**AIM OF THE EXERCISE**
Go through the material below and copy each line where the word "structured" appears.

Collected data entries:
>> Start

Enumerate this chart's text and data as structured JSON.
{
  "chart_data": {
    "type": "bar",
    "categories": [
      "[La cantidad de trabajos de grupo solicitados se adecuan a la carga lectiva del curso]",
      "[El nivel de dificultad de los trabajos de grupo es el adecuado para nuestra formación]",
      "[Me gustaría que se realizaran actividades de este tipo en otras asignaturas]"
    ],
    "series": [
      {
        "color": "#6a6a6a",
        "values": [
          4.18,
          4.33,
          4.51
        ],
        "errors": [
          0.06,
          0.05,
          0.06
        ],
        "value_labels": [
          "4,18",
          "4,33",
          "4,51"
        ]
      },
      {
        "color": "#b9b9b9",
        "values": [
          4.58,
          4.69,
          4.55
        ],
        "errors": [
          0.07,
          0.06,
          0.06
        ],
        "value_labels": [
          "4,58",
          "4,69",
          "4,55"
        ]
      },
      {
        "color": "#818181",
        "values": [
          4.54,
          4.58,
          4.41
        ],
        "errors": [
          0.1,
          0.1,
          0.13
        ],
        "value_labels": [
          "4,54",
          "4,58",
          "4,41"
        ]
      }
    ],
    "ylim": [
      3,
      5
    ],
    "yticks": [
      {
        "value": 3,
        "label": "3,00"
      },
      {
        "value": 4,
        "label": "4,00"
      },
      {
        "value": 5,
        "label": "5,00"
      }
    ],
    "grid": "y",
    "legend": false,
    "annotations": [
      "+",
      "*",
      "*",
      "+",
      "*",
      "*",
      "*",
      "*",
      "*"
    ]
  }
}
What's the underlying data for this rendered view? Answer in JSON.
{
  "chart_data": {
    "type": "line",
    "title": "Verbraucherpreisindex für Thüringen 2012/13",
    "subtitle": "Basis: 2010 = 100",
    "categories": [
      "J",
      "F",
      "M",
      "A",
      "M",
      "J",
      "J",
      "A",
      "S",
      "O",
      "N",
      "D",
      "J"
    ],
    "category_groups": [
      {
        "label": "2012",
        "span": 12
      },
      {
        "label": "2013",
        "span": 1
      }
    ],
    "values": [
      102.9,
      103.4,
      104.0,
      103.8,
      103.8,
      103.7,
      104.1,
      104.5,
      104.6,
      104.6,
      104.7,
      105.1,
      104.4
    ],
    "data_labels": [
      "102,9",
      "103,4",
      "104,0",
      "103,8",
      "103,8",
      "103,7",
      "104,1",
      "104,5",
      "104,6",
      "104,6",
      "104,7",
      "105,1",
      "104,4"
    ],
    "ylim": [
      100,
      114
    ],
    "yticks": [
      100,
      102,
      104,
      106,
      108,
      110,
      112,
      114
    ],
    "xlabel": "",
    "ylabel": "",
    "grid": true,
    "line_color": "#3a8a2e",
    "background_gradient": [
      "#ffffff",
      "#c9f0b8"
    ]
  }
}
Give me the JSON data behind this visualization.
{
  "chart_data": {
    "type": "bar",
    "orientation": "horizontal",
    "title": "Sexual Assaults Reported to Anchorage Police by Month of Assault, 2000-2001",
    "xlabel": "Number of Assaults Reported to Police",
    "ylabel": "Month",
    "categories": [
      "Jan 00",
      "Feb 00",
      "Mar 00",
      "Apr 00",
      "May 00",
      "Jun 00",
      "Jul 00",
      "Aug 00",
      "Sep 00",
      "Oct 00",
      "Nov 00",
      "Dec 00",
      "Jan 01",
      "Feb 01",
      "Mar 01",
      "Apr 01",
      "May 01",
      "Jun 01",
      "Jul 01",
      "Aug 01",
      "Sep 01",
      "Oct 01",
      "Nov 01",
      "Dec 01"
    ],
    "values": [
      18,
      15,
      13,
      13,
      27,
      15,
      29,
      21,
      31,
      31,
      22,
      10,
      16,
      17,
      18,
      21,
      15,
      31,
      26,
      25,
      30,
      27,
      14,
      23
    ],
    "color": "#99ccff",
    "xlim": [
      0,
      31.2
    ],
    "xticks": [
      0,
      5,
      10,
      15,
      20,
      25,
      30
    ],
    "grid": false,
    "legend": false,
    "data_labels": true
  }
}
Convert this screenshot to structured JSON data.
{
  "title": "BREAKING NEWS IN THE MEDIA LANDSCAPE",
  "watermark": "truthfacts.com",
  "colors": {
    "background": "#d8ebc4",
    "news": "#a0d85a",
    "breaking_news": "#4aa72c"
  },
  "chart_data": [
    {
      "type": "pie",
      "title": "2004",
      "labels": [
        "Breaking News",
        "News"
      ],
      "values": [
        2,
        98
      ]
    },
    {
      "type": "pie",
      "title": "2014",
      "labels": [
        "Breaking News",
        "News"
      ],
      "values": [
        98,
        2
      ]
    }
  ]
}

>> End

**RESPONSE**
Enumerate this chart's text and data as structured JSON.
Convert this screenshot to structured JSON data.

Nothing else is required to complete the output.